- [Task description]
Extract each line where the string "title" shows up.
Start of Supplied information
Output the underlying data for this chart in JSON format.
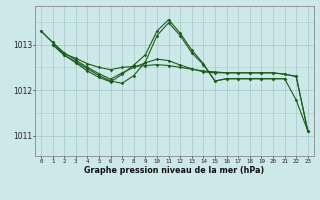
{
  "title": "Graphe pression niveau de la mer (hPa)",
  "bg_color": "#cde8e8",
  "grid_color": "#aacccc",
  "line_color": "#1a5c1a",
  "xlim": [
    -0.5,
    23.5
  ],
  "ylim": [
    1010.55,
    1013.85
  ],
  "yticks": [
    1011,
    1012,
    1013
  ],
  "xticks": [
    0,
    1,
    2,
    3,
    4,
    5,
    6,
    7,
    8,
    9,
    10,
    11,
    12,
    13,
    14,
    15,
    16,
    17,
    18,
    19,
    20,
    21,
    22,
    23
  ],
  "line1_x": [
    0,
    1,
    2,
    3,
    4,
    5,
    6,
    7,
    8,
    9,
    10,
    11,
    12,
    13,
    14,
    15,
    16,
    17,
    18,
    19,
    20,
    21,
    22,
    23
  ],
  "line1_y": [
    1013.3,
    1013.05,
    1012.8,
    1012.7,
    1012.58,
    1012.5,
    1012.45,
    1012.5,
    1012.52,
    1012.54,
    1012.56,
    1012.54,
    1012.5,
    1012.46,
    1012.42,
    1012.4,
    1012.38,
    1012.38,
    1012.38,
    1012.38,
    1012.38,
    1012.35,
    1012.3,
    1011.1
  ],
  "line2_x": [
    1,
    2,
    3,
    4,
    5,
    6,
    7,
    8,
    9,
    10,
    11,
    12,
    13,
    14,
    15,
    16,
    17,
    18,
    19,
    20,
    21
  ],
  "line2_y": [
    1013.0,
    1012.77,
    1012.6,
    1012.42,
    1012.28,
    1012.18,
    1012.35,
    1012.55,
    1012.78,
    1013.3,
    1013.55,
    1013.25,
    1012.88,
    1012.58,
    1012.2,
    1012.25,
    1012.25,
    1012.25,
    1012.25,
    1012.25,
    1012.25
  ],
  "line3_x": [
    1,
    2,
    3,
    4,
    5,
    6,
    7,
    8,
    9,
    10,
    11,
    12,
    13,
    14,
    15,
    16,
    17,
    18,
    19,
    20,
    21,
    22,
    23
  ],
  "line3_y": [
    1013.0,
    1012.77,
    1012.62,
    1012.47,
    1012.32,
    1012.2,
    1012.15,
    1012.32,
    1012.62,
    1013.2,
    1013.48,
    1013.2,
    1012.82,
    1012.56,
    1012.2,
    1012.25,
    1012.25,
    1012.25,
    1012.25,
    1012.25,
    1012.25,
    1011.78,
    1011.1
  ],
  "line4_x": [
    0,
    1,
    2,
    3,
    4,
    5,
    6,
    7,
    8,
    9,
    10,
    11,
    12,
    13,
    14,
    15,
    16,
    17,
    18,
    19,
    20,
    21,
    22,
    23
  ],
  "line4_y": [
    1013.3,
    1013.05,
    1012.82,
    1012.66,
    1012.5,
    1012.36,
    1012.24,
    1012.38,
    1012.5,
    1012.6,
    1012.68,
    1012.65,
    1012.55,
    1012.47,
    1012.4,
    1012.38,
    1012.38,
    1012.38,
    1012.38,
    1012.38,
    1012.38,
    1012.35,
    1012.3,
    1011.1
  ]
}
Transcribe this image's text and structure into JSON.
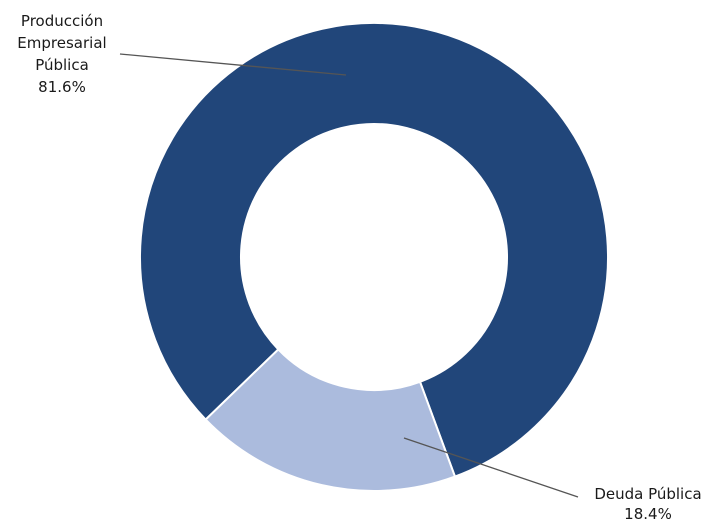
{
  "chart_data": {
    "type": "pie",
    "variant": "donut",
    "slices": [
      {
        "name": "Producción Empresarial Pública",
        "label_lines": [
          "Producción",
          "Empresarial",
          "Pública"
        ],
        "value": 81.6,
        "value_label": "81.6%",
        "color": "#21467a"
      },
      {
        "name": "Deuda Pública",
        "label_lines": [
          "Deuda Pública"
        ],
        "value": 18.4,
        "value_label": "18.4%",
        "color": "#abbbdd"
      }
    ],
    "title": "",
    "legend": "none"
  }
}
End of Supplied information
- [Finished task]
  "title": "Graphe pression niveau de la mer (hPa)",
    "title": "",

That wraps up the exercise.